**What is asked**:
The listing below must be repeated word for word, with its images excluded.

(Items listed in a dataset)

BEGIN

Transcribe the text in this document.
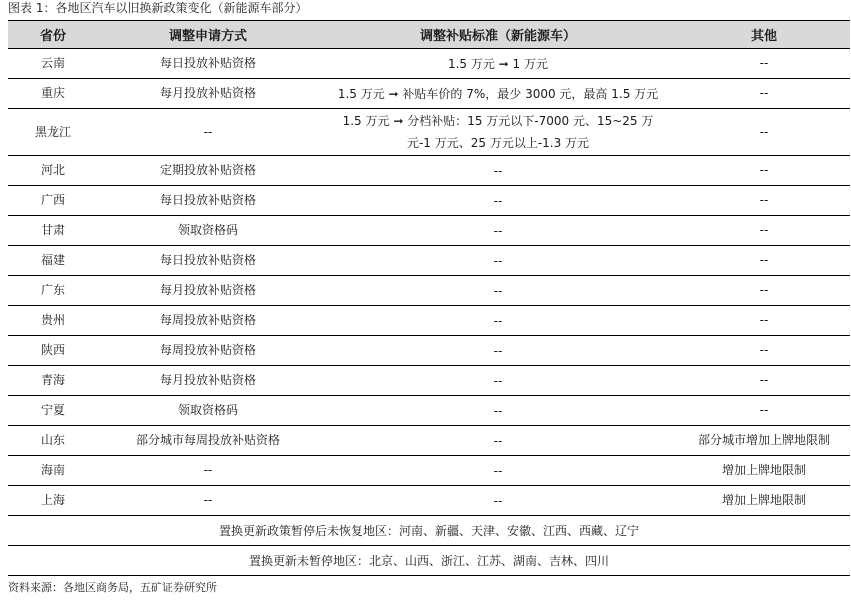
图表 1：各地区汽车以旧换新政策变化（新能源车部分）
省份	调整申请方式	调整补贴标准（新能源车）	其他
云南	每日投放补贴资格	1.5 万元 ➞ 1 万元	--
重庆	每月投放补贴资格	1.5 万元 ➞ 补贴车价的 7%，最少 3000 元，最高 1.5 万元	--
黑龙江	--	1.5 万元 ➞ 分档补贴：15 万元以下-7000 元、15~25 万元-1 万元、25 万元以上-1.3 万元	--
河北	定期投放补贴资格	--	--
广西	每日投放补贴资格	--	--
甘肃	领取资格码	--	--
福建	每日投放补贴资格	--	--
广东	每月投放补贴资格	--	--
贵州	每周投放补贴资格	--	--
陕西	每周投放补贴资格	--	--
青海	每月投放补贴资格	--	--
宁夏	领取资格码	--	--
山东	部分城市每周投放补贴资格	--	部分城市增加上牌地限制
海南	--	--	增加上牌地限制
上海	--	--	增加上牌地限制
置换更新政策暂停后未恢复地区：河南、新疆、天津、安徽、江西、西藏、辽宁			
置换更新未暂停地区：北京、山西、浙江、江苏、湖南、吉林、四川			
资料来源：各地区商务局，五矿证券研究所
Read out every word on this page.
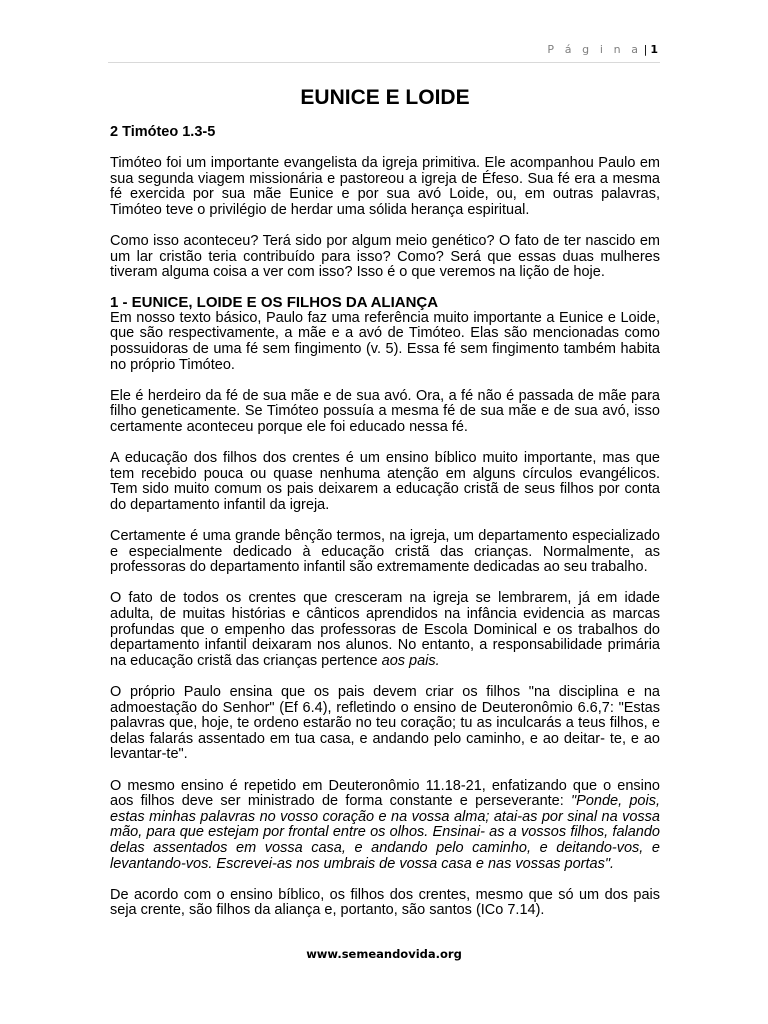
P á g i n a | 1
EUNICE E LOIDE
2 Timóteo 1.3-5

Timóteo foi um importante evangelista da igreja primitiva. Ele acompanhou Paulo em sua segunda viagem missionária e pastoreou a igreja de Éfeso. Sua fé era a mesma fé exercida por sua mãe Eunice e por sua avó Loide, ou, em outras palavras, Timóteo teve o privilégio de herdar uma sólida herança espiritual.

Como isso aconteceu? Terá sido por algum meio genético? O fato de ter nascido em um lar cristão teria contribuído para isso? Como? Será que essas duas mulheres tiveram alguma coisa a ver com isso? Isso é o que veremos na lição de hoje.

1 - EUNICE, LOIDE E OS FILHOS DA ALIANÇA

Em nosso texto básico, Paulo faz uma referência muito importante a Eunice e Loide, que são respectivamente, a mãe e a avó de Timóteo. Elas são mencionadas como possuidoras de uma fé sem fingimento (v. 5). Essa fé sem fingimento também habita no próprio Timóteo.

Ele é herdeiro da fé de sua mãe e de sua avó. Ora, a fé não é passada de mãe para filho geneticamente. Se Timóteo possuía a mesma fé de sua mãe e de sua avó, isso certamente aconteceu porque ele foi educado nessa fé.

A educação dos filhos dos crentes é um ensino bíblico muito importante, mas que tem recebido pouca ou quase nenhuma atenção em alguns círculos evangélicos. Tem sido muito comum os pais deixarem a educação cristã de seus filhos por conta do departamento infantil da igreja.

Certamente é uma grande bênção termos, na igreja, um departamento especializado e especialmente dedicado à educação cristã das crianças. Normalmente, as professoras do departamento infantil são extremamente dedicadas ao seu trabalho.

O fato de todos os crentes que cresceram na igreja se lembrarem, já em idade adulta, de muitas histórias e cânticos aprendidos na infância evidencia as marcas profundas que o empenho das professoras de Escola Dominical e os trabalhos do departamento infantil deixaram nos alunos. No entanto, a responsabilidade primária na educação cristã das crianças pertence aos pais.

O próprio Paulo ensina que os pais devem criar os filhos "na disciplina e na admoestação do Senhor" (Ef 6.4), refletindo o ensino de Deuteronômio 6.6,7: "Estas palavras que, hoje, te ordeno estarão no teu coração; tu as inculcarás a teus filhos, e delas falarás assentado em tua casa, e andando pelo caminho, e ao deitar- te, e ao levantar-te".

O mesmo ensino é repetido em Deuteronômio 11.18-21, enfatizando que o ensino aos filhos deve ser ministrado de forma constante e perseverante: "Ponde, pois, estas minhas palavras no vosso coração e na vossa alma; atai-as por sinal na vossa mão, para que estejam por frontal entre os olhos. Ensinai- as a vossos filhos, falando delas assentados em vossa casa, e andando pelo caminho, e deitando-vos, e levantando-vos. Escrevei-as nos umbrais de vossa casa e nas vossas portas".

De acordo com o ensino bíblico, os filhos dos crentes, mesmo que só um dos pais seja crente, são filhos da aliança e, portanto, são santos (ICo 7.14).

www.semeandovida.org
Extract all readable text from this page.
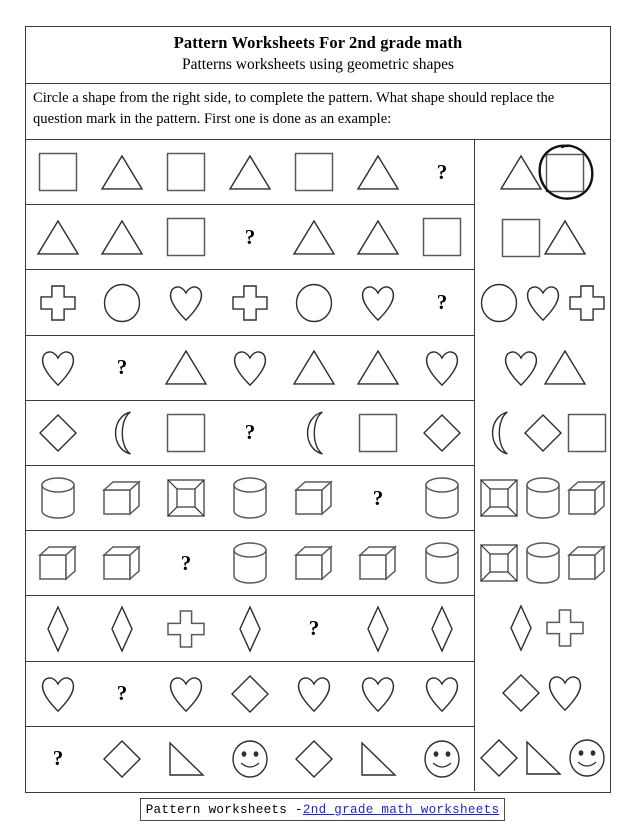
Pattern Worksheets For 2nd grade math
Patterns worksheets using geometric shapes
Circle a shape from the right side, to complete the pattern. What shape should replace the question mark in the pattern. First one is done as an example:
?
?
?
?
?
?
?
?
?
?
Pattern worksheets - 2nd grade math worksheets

END

**Correct answer**:
Transcribe the text in this document.
图表 1：各地区汽车以旧换新政策变化（新能源车部分）
省份	调整申请方式	调整补贴标准（新能源车）	其他
云南	每日投放补贴资格	1.5 万元 ➞ 1 万元	--
重庆	每月投放补贴资格	1.5 万元 ➞ 补贴车价的 7%，最少 3000 元，最高 1.5 万元	--
黑龙江	--	1.5 万元 ➞ 分档补贴：15 万元以下-7000 元、15~25 万元-1 万元、25 万元以上-1.3 万元	--
河北	定期投放补贴资格	--	--
广西	每日投放补贴资格	--	--
甘肃	领取资格码	--	--
福建	每日投放补贴资格	--	--
广东	每月投放补贴资格	--	--
贵州	每周投放补贴资格	--	--
陕西	每周投放补贴资格	--	--
青海	每月投放补贴资格	--	--
宁夏	领取资格码	--	--
山东	部分城市每周投放补贴资格	--	部分城市增加上牌地限制
海南	--	--	增加上牌地限制
上海	--	--	增加上牌地限制
置换更新政策暂停后未恢复地区：河南、新疆、天津、安徽、江西、西藏、辽宁			
置换更新未暂停地区：北京、山西、浙江、江苏、湖南、吉林、四川			
资料来源：各地区商务局，五矿证券研究所
Read out every word on this page.
P á g i n a | 1
EUNICE E LOIDE
2 Timóteo 1.3-5

Timóteo foi um importante evangelista da igreja primitiva. Ele acompanhou Paulo em sua segunda viagem missionária e pastoreou a igreja de Éfeso. Sua fé era a mesma fé exercida por sua mãe Eunice e por sua avó Loide, ou, em outras palavras, Timóteo teve o privilégio de herdar uma sólida herança espiritual.

Como isso aconteceu? Terá sido por algum meio genético? O fato de ter nascido em um lar cristão teria contribuído para isso? Como? Será que essas duas mulheres tiveram alguma coisa a ver com isso? Isso é o que veremos na lição de hoje.

1 - EUNICE, LOIDE E OS FILHOS DA ALIANÇA

Em nosso texto básico, Paulo faz uma referência muito importante a Eunice e Loide, que são respectivamente, a mãe e a avó de Timóteo. Elas são mencionadas como possuidoras de uma fé sem fingimento (v. 5). Essa fé sem fingimento também habita no próprio Timóteo.

Ele é herdeiro da fé de sua mãe e de sua avó. Ora, a fé não é passada de mãe para filho geneticamente. Se Timóteo possuía a mesma fé de sua mãe e de sua avó, isso certamente aconteceu porque ele foi educado nessa fé.

A educação dos filhos dos crentes é um ensino bíblico muito importante, mas que tem recebido pouca ou quase nenhuma atenção em alguns círculos evangélicos. Tem sido muito comum os pais deixarem a educação cristã de seus filhos por conta do departamento infantil da igreja.

Certamente é uma grande bênção termos, na igreja, um departamento especializado e especialmente dedicado à educação cristã das crianças. Normalmente, as professoras do departamento infantil são extremamente dedicadas ao seu trabalho.

O fato de todos os crentes que cresceram na igreja se lembrarem, já em idade adulta, de muitas histórias e cânticos aprendidos na infância evidencia as marcas profundas que o empenho das professoras de Escola Dominical e os trabalhos do departamento infantil deixaram nos alunos. No entanto, a responsabilidade primária na educação cristã das crianças pertence aos pais.

O próprio Paulo ensina que os pais devem criar os filhos "na disciplina e na admoestação do Senhor" (Ef 6.4), refletindo o ensino de Deuteronômio 6.6,7: "Estas palavras que, hoje, te ordeno estarão no teu coração; tu as inculcarás a teus filhos, e delas falarás assentado em tua casa, e andando pelo caminho, e ao deitar- te, e ao levantar-te".

O mesmo ensino é repetido em Deuteronômio 11.18-21, enfatizando que o ensino aos filhos deve ser ministrado de forma constante e perseverante: "Ponde, pois, estas minhas palavras no vosso coração e na vossa alma; atai-as por sinal na vossa mão, para que estejam por frontal entre os olhos. Ensinai- as a vossos filhos, falando delas assentados em vossa casa, e andando pelo caminho, e deitando-vos, e levantando-vos. Escrevei-as nos umbrais de vossa casa e nas vossas portas".

De acordo com o ensino bíblico, os filhos dos crentes, mesmo que só um dos pais seja crente, são filhos da aliança e, portanto, são santos (ICo 7.14).

www.semeandovida.org
Extract all readable text from this page.
Pattern Worksheets For 2nd grade math
Patterns worksheets using geometric shapes
Circle a shape from the right side, to complete the pattern. What shape should replace the question mark in the pattern. First one is done as an example:
?
?
?
?
?
?
?
?
?
?
Pattern worksheets - 2nd grade math worksheets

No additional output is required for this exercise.